--- begin ITEMS ---

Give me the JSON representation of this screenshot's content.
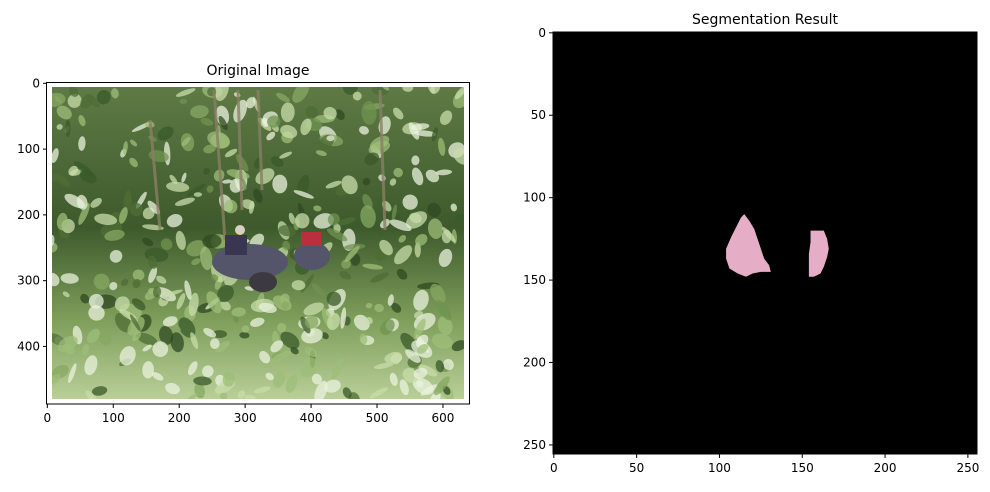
{
  "chart_data": [
    {
      "type": "image",
      "title": "Original Image",
      "content": "photo",
      "xlim": [
        -0.5,
        639.5
      ],
      "ylim": [
        487.5,
        -0.5
      ],
      "xticks": [
        0,
        100,
        200,
        300,
        400,
        500,
        600
      ],
      "yticks": [
        0,
        100,
        200,
        300,
        400
      ],
      "grid": false
    },
    {
      "type": "heatmap",
      "title": "Segmentation Result",
      "xlim": [
        -0.5,
        255.5
      ],
      "ylim": [
        255.5,
        -0.5
      ],
      "xticks": [
        0,
        50,
        100,
        150,
        200,
        250
      ],
      "yticks": [
        0,
        50,
        100,
        150,
        200,
        250
      ],
      "grid": false,
      "background_color": "#000000",
      "mask_color": "#e6aec6",
      "regions": [
        {
          "polygon": [
            [
              115,
              110
            ],
            [
              118,
              114
            ],
            [
              121,
              119
            ],
            [
              123,
              125
            ],
            [
              125,
              131
            ],
            [
              127,
              137
            ],
            [
              130,
              141
            ],
            [
              131,
              145
            ],
            [
              125,
              145
            ],
            [
              120,
              146
            ],
            [
              116,
              148
            ],
            [
              111,
              146
            ],
            [
              106,
              143
            ],
            [
              104,
              137
            ],
            [
              104,
              131
            ],
            [
              107,
              124
            ],
            [
              110,
              118
            ],
            [
              113,
              112
            ]
          ]
        },
        {
          "polygon": [
            [
              155,
              120
            ],
            [
              163,
              120
            ],
            [
              165,
              125
            ],
            [
              166,
              131
            ],
            [
              165,
              136
            ],
            [
              163,
              142
            ],
            [
              161,
              146
            ],
            [
              157,
              148
            ],
            [
              154,
              148
            ],
            [
              154,
              140
            ],
            [
              154,
              134
            ],
            [
              155,
              127
            ]
          ]
        }
      ]
    }
  ]
}
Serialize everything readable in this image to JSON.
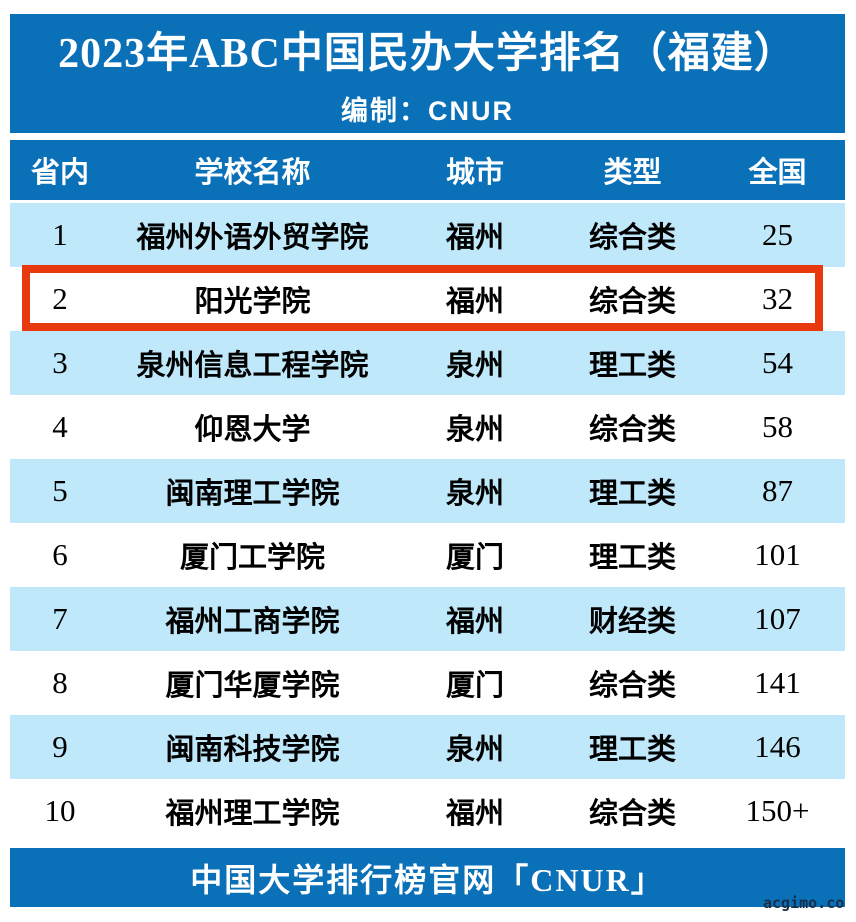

--- end ITEMS ---

REQUIRED TASK: Copy every record above exactly as written, but leave out the pictures.

SOLUTION FOR THIS PROBLEM:
Give me the JSON representation of this screenshot's content.
{
  "chart_data": [
    {
      "type": "image",
      "title": "Original Image",
      "content": "photo",
      "xlim": [
        -0.5,
        639.5
      ],
      "ylim": [
        487.5,
        -0.5
      ],
      "xticks": [
        0,
        100,
        200,
        300,
        400,
        500,
        600
      ],
      "yticks": [
        0,
        100,
        200,
        300,
        400
      ],
      "grid": false
    },
    {
      "type": "heatmap",
      "title": "Segmentation Result",
      "xlim": [
        -0.5,
        255.5
      ],
      "ylim": [
        255.5,
        -0.5
      ],
      "xticks": [
        0,
        50,
        100,
        150,
        200,
        250
      ],
      "yticks": [
        0,
        50,
        100,
        150,
        200,
        250
      ],
      "grid": false,
      "background_color": "#000000",
      "mask_color": "#e6aec6",
      "regions": [
        {
          "polygon": [
            [
              115,
              110
            ],
            [
              118,
              114
            ],
            [
              121,
              119
            ],
            [
              123,
              125
            ],
            [
              125,
              131
            ],
            [
              127,
              137
            ],
            [
              130,
              141
            ],
            [
              131,
              145
            ],
            [
              125,
              145
            ],
            [
              120,
              146
            ],
            [
              116,
              148
            ],
            [
              111,
              146
            ],
            [
              106,
              143
            ],
            [
              104,
              137
            ],
            [
              104,
              131
            ],
            [
              107,
              124
            ],
            [
              110,
              118
            ],
            [
              113,
              112
            ]
          ]
        },
        {
          "polygon": [
            [
              155,
              120
            ],
            [
              163,
              120
            ],
            [
              165,
              125
            ],
            [
              166,
              131
            ],
            [
              165,
              136
            ],
            [
              163,
              142
            ],
            [
              161,
              146
            ],
            [
              157,
              148
            ],
            [
              154,
              148
            ],
            [
              154,
              140
            ],
            [
              154,
              134
            ],
            [
              155,
              127
            ]
          ]
        }
      ]
    }
  ]
}
Serialize everything readable in this image to JSON.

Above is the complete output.